● **TASK DESCRIPTION**:
Pick out every line that holds the string "JSON" and copy it.

● **GIVEN DATA**:

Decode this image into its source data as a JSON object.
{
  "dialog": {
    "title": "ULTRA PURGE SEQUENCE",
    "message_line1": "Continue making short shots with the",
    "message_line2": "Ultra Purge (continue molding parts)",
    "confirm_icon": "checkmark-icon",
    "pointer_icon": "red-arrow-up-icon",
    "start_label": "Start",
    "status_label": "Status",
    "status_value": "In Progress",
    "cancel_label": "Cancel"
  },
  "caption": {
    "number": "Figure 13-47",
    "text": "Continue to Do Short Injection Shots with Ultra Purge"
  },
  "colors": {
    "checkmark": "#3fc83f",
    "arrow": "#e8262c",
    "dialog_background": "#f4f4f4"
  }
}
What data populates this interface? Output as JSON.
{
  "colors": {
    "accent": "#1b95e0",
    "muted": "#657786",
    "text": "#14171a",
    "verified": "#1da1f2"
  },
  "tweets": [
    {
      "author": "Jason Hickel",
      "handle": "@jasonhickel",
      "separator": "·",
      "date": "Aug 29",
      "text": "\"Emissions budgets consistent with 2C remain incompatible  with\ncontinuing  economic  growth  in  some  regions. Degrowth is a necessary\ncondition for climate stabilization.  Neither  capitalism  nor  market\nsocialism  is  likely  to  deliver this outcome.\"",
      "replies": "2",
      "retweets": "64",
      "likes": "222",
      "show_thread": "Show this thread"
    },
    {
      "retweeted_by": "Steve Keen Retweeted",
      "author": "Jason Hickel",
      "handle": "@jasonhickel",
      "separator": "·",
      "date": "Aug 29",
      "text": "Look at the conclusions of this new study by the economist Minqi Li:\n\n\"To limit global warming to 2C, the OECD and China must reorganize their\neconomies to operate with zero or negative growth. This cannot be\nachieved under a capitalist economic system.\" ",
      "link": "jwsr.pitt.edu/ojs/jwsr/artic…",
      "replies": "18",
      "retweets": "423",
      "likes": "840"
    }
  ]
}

● **ANSWER TO THE TASK**:
Decode this image into its source data as a JSON object.
What data populates this interface? Output as JSON.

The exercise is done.